Instruction — Identify the lines holding "верхнього" and copy them.

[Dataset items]
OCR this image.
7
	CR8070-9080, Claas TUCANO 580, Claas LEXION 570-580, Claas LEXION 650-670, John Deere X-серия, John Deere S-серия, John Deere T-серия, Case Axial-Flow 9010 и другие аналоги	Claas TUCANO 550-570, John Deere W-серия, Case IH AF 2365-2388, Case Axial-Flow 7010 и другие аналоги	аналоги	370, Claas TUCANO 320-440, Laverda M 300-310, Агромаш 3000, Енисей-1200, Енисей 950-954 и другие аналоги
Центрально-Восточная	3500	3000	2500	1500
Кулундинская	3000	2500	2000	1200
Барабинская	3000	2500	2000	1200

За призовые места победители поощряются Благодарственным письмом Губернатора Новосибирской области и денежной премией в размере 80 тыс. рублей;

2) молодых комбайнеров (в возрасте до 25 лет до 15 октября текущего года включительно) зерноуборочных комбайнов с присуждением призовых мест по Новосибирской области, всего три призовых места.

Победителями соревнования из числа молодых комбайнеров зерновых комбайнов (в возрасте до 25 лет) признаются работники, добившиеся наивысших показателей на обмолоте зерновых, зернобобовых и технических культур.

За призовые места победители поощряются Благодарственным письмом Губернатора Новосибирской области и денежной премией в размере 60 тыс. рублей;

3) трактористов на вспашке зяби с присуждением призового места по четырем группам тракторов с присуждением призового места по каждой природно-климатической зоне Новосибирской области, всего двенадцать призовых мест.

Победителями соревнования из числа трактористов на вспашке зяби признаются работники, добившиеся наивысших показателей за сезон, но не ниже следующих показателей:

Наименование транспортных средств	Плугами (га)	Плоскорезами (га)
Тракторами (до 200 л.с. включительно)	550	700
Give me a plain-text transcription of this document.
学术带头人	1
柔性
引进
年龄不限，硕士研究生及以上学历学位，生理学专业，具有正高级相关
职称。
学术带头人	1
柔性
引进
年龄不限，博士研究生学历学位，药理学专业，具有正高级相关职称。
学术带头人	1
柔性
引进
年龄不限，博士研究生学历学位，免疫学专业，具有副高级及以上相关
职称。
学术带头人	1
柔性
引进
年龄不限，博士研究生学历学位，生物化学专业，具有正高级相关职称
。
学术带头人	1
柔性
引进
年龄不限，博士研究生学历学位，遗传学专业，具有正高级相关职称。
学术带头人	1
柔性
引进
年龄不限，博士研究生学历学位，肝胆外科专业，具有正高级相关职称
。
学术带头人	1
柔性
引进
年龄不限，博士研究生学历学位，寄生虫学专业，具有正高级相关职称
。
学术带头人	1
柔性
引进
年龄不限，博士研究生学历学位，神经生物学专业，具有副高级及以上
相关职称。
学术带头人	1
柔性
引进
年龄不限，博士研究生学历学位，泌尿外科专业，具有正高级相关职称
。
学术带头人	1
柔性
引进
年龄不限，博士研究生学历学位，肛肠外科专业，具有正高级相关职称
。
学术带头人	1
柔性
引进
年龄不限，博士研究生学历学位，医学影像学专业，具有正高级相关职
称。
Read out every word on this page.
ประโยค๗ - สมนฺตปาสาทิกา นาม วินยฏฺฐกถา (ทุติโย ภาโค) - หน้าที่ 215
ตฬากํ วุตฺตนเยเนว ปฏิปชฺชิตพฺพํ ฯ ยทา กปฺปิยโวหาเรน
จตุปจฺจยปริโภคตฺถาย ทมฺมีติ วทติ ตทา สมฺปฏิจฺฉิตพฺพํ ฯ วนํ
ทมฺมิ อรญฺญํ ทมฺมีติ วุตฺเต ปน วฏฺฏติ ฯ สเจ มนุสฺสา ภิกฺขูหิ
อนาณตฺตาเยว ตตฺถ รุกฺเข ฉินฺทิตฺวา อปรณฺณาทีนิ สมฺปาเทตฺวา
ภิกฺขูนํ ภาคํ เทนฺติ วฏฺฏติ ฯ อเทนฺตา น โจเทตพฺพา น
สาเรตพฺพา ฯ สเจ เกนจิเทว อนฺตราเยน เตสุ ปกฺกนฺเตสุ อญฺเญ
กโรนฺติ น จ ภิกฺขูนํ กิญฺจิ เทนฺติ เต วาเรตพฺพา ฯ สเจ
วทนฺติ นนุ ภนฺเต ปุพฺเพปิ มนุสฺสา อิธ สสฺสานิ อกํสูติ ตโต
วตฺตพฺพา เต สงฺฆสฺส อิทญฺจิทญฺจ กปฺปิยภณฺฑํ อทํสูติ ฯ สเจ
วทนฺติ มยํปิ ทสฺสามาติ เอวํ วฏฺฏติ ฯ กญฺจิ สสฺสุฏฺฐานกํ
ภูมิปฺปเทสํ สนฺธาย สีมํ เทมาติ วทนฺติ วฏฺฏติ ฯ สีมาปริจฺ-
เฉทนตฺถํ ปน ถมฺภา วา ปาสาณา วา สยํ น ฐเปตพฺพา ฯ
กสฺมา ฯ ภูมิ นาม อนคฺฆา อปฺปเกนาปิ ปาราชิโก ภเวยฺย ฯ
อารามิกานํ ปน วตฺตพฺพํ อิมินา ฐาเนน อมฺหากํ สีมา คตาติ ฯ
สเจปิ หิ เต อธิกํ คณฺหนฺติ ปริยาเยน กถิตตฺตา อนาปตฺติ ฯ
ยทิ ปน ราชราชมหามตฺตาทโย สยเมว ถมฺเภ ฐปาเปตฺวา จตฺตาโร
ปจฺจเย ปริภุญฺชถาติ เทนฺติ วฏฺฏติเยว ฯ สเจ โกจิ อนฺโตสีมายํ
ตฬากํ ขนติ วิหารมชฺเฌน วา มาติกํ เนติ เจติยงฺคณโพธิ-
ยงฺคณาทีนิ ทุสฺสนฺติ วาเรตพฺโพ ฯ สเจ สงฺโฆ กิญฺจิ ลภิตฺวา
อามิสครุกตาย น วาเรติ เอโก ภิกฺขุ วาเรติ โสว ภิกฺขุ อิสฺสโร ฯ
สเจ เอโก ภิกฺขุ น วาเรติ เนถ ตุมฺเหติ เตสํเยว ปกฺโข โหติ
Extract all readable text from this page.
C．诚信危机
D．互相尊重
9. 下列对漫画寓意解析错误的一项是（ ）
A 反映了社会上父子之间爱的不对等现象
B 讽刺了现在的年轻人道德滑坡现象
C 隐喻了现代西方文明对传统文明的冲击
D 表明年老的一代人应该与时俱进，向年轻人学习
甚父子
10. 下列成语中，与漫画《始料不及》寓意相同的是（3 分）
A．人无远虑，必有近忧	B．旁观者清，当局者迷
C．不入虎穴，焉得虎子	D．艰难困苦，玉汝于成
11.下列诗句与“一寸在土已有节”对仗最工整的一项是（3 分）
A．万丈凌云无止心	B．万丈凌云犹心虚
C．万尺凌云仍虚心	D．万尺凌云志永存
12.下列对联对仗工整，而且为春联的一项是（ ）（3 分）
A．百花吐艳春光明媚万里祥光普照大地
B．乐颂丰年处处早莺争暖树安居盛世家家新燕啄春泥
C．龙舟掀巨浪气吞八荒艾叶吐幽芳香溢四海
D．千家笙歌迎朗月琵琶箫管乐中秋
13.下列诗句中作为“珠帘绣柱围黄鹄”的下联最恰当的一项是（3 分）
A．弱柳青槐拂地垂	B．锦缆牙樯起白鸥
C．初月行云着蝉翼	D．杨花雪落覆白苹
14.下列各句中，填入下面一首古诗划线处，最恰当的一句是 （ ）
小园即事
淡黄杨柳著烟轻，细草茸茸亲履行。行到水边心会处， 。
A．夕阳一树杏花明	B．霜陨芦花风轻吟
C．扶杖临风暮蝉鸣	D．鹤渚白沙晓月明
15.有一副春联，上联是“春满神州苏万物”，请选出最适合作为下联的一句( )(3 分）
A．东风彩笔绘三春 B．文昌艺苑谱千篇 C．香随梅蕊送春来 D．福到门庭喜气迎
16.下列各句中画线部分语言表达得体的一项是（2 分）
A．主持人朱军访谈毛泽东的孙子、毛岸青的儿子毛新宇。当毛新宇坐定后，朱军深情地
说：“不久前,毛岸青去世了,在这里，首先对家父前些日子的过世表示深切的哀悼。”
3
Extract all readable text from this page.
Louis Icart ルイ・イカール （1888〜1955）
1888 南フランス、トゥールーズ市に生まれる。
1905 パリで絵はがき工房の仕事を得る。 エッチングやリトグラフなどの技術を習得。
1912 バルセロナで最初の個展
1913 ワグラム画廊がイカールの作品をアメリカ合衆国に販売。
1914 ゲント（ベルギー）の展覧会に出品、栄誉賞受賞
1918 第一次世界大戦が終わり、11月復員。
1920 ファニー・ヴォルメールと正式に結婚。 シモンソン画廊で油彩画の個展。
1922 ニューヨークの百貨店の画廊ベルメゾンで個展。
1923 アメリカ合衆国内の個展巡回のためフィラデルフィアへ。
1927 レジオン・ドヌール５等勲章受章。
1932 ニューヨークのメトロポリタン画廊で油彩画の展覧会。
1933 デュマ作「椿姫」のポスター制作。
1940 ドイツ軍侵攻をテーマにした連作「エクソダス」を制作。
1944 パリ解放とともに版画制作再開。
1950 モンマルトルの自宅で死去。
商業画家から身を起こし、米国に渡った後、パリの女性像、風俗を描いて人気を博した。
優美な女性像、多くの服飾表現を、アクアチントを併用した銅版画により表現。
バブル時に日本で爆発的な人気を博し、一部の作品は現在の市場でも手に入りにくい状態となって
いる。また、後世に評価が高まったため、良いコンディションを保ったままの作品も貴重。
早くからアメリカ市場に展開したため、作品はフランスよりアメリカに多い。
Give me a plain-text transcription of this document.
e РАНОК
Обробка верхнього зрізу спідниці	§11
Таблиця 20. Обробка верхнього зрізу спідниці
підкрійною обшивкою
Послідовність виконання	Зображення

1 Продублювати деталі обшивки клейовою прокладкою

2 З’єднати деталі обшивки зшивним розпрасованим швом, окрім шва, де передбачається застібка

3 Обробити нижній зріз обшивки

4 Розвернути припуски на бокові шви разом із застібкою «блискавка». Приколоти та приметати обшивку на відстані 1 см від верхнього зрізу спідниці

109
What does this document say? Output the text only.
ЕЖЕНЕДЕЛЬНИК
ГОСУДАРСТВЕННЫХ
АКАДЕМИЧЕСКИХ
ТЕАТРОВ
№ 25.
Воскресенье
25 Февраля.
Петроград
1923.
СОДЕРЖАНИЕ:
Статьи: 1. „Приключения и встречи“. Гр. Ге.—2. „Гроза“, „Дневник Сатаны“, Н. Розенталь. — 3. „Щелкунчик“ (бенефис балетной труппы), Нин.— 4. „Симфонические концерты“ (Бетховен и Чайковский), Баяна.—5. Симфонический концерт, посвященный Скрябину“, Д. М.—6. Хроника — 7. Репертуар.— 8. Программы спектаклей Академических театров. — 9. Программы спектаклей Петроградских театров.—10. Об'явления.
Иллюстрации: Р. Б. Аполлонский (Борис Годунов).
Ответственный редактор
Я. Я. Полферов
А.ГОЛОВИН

Solution to this exercise —
Обробка верхнього зрізу спідниці	§11
Таблиця 20. Обробка верхнього зрізу спідниці
4 Розвернути припуски на бокові шви разом із застібкою «блискавка». Приколоти та приметати обшивку на відстані 1 см від верхнього зрізу спідниці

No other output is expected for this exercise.